[Data supplied start]
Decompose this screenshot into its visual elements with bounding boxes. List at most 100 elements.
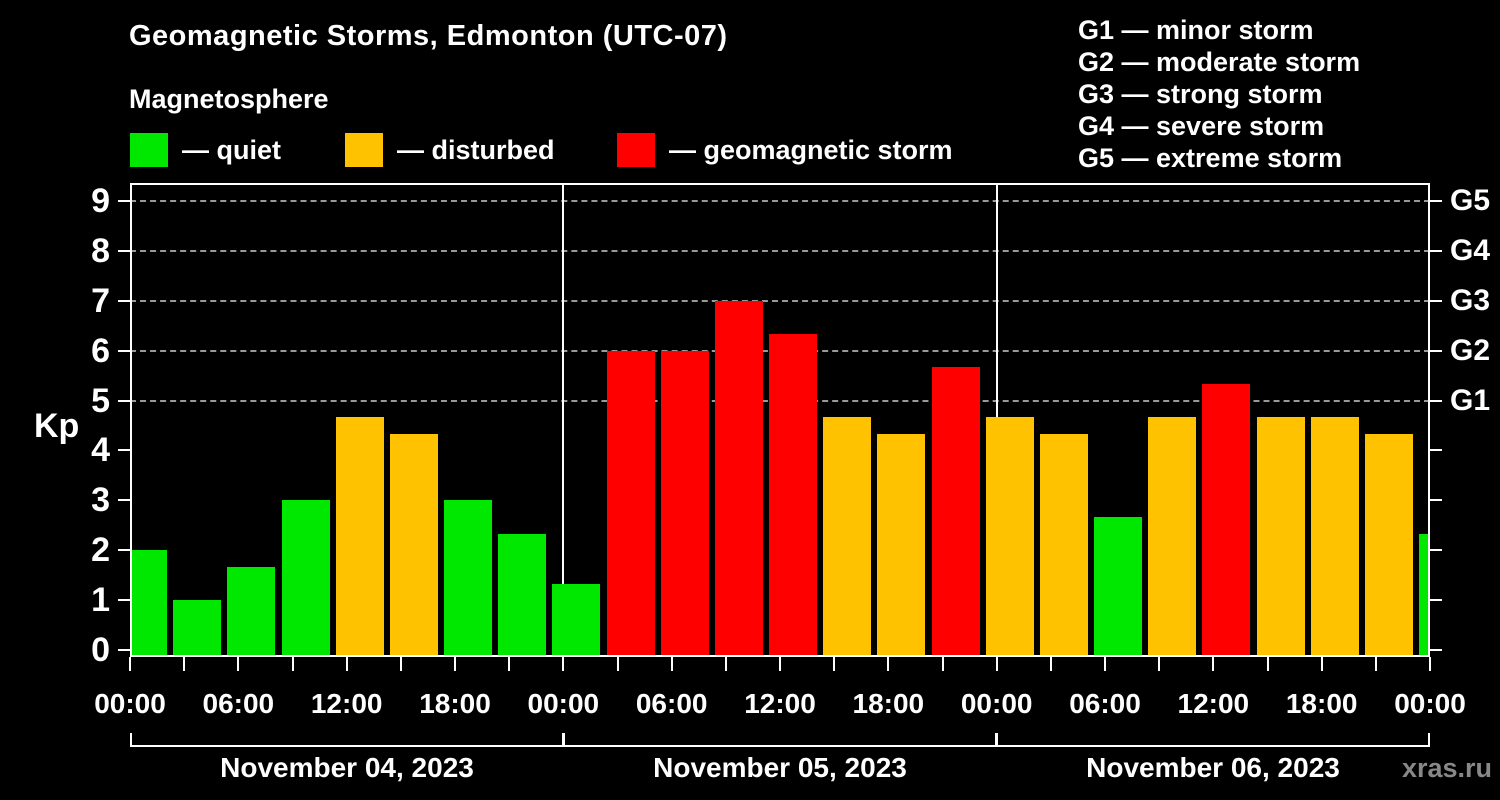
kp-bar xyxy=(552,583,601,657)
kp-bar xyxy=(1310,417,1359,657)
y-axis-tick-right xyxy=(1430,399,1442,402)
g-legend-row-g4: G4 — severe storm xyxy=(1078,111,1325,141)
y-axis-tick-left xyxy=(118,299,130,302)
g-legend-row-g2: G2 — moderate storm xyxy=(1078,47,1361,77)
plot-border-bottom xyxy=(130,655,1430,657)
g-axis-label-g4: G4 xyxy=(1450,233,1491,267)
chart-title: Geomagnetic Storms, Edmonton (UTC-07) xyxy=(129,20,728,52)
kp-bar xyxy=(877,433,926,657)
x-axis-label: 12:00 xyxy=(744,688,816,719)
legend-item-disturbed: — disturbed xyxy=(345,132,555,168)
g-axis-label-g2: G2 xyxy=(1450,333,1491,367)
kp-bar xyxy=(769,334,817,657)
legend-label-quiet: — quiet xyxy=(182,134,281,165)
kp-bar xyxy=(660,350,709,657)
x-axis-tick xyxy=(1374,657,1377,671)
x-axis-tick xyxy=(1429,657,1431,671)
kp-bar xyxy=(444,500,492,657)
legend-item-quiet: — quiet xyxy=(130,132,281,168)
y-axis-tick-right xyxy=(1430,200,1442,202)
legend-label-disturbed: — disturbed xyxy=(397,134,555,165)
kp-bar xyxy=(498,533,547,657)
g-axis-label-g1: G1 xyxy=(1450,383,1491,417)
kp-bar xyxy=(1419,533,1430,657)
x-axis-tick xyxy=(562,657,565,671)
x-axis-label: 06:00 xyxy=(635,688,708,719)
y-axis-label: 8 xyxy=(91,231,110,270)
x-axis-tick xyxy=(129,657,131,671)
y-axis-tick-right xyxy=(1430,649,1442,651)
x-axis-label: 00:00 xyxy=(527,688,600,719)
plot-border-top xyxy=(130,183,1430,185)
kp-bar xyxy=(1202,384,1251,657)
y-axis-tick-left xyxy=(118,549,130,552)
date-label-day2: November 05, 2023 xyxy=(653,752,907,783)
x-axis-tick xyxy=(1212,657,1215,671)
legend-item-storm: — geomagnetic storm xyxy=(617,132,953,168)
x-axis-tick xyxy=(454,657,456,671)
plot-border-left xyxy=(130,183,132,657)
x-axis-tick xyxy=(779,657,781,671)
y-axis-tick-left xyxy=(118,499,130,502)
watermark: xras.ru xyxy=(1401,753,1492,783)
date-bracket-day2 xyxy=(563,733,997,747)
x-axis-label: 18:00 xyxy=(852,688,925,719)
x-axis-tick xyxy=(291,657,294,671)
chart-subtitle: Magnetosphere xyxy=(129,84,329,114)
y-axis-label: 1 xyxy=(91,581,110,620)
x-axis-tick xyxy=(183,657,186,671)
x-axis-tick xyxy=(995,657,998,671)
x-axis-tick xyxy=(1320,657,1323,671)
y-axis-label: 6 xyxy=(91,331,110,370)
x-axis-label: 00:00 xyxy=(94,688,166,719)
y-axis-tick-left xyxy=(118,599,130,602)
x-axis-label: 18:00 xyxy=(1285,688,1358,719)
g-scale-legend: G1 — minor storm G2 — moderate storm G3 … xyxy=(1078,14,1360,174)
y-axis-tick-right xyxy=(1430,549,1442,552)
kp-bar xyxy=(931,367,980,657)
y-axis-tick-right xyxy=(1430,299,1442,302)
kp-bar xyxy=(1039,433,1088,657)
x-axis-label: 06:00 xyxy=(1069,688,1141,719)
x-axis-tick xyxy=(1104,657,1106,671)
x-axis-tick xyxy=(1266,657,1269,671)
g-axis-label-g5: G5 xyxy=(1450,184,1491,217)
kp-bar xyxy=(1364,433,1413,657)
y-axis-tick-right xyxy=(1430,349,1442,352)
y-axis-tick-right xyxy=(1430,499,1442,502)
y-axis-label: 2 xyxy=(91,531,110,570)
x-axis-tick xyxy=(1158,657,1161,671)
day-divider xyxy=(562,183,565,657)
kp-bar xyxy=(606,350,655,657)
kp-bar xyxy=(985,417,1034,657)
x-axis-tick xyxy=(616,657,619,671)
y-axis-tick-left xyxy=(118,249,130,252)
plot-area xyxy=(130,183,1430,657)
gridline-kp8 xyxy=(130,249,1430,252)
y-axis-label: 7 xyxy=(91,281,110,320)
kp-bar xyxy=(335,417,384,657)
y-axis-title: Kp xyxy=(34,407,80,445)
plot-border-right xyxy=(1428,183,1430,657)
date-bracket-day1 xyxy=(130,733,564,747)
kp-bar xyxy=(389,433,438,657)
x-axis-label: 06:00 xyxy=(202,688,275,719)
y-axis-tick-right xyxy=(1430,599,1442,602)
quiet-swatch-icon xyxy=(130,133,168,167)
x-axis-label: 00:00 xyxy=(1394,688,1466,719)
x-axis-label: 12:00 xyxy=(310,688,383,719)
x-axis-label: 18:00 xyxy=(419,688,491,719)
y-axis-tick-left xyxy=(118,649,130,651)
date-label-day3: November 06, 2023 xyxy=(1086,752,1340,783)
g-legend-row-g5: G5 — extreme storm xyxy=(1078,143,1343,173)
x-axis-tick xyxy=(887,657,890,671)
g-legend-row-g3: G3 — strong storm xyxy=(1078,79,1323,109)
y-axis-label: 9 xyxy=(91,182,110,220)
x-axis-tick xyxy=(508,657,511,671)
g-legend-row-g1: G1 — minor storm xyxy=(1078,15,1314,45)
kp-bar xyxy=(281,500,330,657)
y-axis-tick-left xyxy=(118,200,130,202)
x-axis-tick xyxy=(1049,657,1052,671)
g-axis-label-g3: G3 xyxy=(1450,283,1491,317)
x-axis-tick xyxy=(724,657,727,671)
[Data supplied end]
Direction » Copy the listing above line for line, without the picture.

Answer below »
Decompose this screenshot into its visual elements with bounding boxes. List at most 100 elements.
kp-bar xyxy=(552,583,601,657)
kp-bar xyxy=(1310,417,1359,657)
y-axis-tick-right xyxy=(1430,399,1442,402)
g-legend-row-g4: G4 — severe storm xyxy=(1078,111,1325,141)
y-axis-tick-left xyxy=(118,299,130,302)
g-legend-row-g2: G2 — moderate storm xyxy=(1078,47,1361,77)
plot-border-bottom xyxy=(130,655,1430,657)
g-axis-label-g4: G4 xyxy=(1450,233,1491,267)
chart-title: Geomagnetic Storms, Edmonton (UTC-07) xyxy=(129,20,728,52)
kp-bar xyxy=(877,433,926,657)
x-axis-label: 12:00 xyxy=(744,688,816,719)
legend-item-disturbed: — disturbed xyxy=(345,132,555,168)
g-axis-label-g2: G2 xyxy=(1450,333,1491,367)
kp-bar xyxy=(769,334,817,657)
legend-label-quiet: — quiet xyxy=(182,134,281,165)
kp-bar xyxy=(660,350,709,657)
x-axis-tick xyxy=(1374,657,1377,671)
x-axis-tick xyxy=(1429,657,1431,671)
kp-bar xyxy=(444,500,492,657)
legend-item-quiet: — quiet xyxy=(130,132,281,168)
y-axis-tick-right xyxy=(1430,200,1442,202)
legend-label-disturbed: — disturbed xyxy=(397,134,555,165)
kp-bar xyxy=(498,533,547,657)
g-axis-label-g1: G1 xyxy=(1450,383,1491,417)
kp-bar xyxy=(1419,533,1430,657)
x-axis-tick xyxy=(562,657,565,671)
x-axis-label: 06:00 xyxy=(635,688,708,719)
y-axis-label: 8 xyxy=(91,231,110,270)
x-axis-tick xyxy=(129,657,131,671)
y-axis-tick-right xyxy=(1430,649,1442,651)
x-axis-label: 00:00 xyxy=(527,688,600,719)
plot-border-top xyxy=(130,183,1430,185)
kp-bar xyxy=(1202,384,1251,657)
y-axis-tick-left xyxy=(118,549,130,552)
date-label-day2: November 05, 2023 xyxy=(653,752,907,783)
x-axis-tick xyxy=(1212,657,1215,671)
legend-item-storm: — geomagnetic storm xyxy=(617,132,953,168)
x-axis-tick xyxy=(454,657,456,671)
plot-border-left xyxy=(130,183,132,657)
x-axis-tick xyxy=(779,657,781,671)
y-axis-tick-left xyxy=(118,499,130,502)
watermark: xras.ru xyxy=(1401,753,1492,783)
date-bracket-day2 xyxy=(563,733,997,747)
x-axis-label: 18:00 xyxy=(852,688,925,719)
x-axis-tick xyxy=(291,657,294,671)
chart-subtitle: Magnetosphere xyxy=(129,84,329,114)
y-axis-label: 1 xyxy=(91,581,110,620)
x-axis-tick xyxy=(183,657,186,671)
x-axis-tick xyxy=(995,657,998,671)
x-axis-tick xyxy=(1320,657,1323,671)
y-axis-label: 6 xyxy=(91,331,110,370)
x-axis-label: 00:00 xyxy=(94,688,166,719)
y-axis-tick-left xyxy=(118,599,130,602)
x-axis-label: 18:00 xyxy=(1285,688,1358,719)
g-scale-legend: G1 — minor storm G2 — moderate storm G3 … xyxy=(1078,14,1360,174)
y-axis-tick-right xyxy=(1430,549,1442,552)
kp-bar xyxy=(931,367,980,657)
y-axis-tick-right xyxy=(1430,299,1442,302)
kp-bar xyxy=(1039,433,1088,657)
x-axis-label: 06:00 xyxy=(1069,688,1141,719)
x-axis-tick xyxy=(1104,657,1106,671)
x-axis-tick xyxy=(1266,657,1269,671)
g-axis-label-g5: G5 xyxy=(1450,184,1491,217)
kp-bar xyxy=(1364,433,1413,657)
y-axis-tick-right xyxy=(1430,349,1442,352)
y-axis-tick-right xyxy=(1430,499,1442,502)
y-axis-label: 2 xyxy=(91,531,110,570)
x-axis-tick xyxy=(1158,657,1161,671)
day-divider xyxy=(562,183,565,657)
kp-bar xyxy=(606,350,655,657)
kp-bar xyxy=(985,417,1034,657)
x-axis-tick xyxy=(616,657,619,671)
y-axis-tick-left xyxy=(118,249,130,252)
plot-area xyxy=(130,183,1430,657)
gridline-kp8 xyxy=(130,249,1430,252)
y-axis-label: 7 xyxy=(91,281,110,320)
kp-bar xyxy=(335,417,384,657)
y-axis-title: Kp xyxy=(34,407,80,445)
plot-border-right xyxy=(1428,183,1430,657)
date-bracket-day1 xyxy=(130,733,564,747)
kp-bar xyxy=(389,433,438,657)
x-axis-label: 06:00 xyxy=(202,688,275,719)
y-axis-tick-right xyxy=(1430,599,1442,602)
quiet-swatch-icon xyxy=(130,133,168,167)
x-axis-label: 00:00 xyxy=(1394,688,1466,719)
x-axis-label: 12:00 xyxy=(310,688,383,719)
x-axis-label: 18:00 xyxy=(419,688,491,719)
y-axis-tick-left xyxy=(118,649,130,651)
date-label-day3: November 06, 2023 xyxy=(1086,752,1340,783)
g-legend-row-g5: G5 — extreme storm xyxy=(1078,143,1343,173)
x-axis-tick xyxy=(887,657,890,671)
g-legend-row-g3: G3 — strong storm xyxy=(1078,79,1323,109)
y-axis-label: 9 xyxy=(91,182,110,220)
x-axis-tick xyxy=(508,657,511,671)
g-legend-row-g1: G1 — minor storm xyxy=(1078,15,1314,45)
kp-bar xyxy=(281,500,330,657)
y-axis-tick-left xyxy=(118,200,130,202)
x-axis-tick xyxy=(1049,657,1052,671)
g-axis-label-g3: G3 xyxy=(1450,283,1491,317)
x-axis-tick xyxy=(724,657,727,671)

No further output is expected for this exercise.